_TASK REQUIREMENTS_.
Go through the data and copy every line exactly, but not the images.

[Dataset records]
# # # #

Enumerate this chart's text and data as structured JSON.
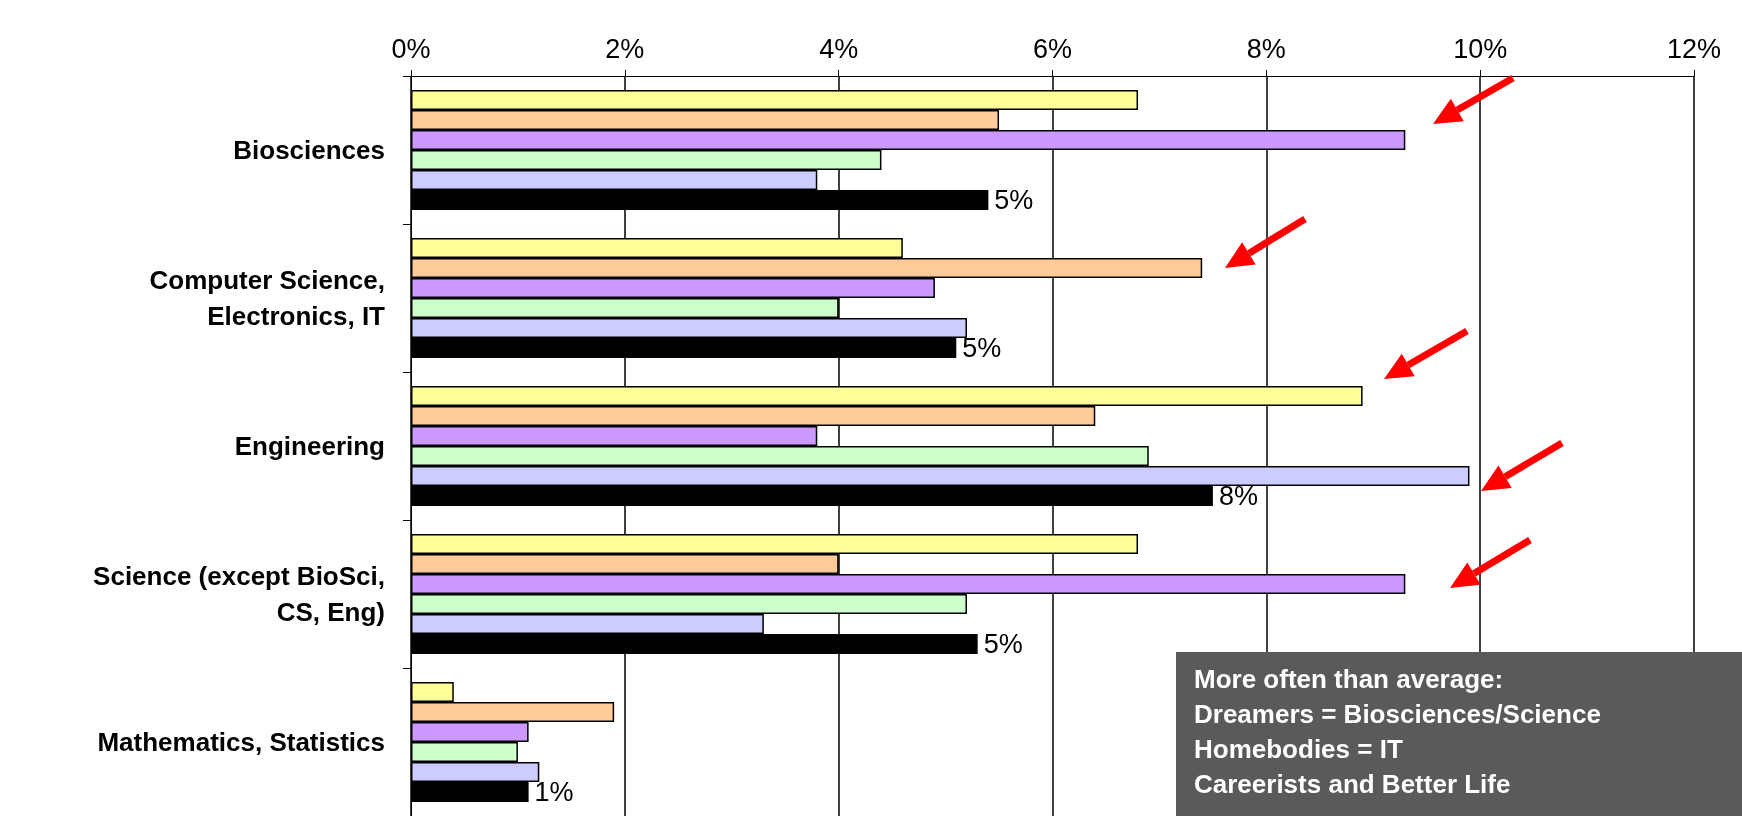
{
  "chart_data": {
    "type": "bar",
    "orientation": "horizontal",
    "categories": [
      "Biosciences",
      "Computer Science,\nElectronics, IT",
      "Engineering",
      "Science (except BioSci,\nCS, Eng)",
      "Mathematics, Statistics"
    ],
    "series": [
      {
        "color": "#ffff99",
        "values": [
          6.8,
          4.6,
          8.9,
          6.8,
          0.4
        ]
      },
      {
        "color": "#ffcc99",
        "values": [
          5.5,
          7.4,
          6.4,
          4.0,
          1.9
        ]
      },
      {
        "color": "#cc99ff",
        "values": [
          9.3,
          4.9,
          3.8,
          9.3,
          1.1
        ]
      },
      {
        "color": "#ccffcc",
        "values": [
          4.4,
          4.0,
          6.9,
          5.2,
          1.0
        ]
      },
      {
        "color": "#ccccff",
        "values": [
          3.8,
          5.2,
          9.9,
          3.3,
          1.2
        ]
      },
      {
        "color": "#000000",
        "values": [
          5.4,
          5.1,
          7.5,
          5.3,
          1.1
        ],
        "value_labels": [
          "5%",
          "5%",
          "8%",
          "5%",
          "1%"
        ]
      }
    ],
    "xlim": [
      0,
      12
    ],
    "xticks": [
      {
        "value": 0,
        "label": "0%"
      },
      {
        "value": 2,
        "label": "2%"
      },
      {
        "value": 4,
        "label": "4%"
      },
      {
        "value": 6,
        "label": "6%"
      },
      {
        "value": 8,
        "label": "8%"
      },
      {
        "value": 10,
        "label": "10%"
      },
      {
        "value": 12,
        "label": "12%"
      }
    ],
    "grid": "x",
    "annotations": [
      "More often than average:\nDreamers = Biosciences/Science\nHomebodies = IT\nCareerists and Better Life"
    ]
  }
}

# # # #

_ANSWER TO THIS EXERCISE_.
Enumerate this chart's text and data as structured JSON.
{
  "chart_data": {
    "type": "bar",
    "orientation": "horizontal",
    "categories": [
      "Biosciences",
      "Computer Science,\nElectronics, IT",
      "Engineering",
      "Science (except BioSci,\nCS, Eng)",
      "Mathematics, Statistics"
    ],
    "series": [
      {
        "color": "#ffff99",
        "values": [
          6.8,
          4.6,
          8.9,
          6.8,
          0.4
        ]
      },
      {
        "color": "#ffcc99",
        "values": [
          5.5,
          7.4,
          6.4,
          4.0,
          1.9
        ]
      },
      {
        "color": "#cc99ff",
        "values": [
          9.3,
          4.9,
          3.8,
          9.3,
          1.1
        ]
      },
      {
        "color": "#ccffcc",
        "values": [
          4.4,
          4.0,
          6.9,
          5.2,
          1.0
        ]
      },
      {
        "color": "#ccccff",
        "values": [
          3.8,
          5.2,
          9.9,
          3.3,
          1.2
        ]
      },
      {
        "color": "#000000",
        "values": [
          5.4,
          5.1,
          7.5,
          5.3,
          1.1
        ],
        "value_labels": [
          "5%",
          "5%",
          "8%",
          "5%",
          "1%"
        ]
      }
    ],
    "xlim": [
      0,
      12
    ],
    "xticks": [
      {
        "value": 0,
        "label": "0%"
      },
      {
        "value": 2,
        "label": "2%"
      },
      {
        "value": 4,
        "label": "4%"
      },
      {
        "value": 6,
        "label": "6%"
      },
      {
        "value": 8,
        "label": "8%"
      },
      {
        "value": 10,
        "label": "10%"
      },
      {
        "value": 12,
        "label": "12%"
      }
    ],
    "grid": "x",
    "annotations": [
      "More often than average:\nDreamers = Biosciences/Science\nHomebodies = IT\nCareerists and Better Life"
    ]
  }
}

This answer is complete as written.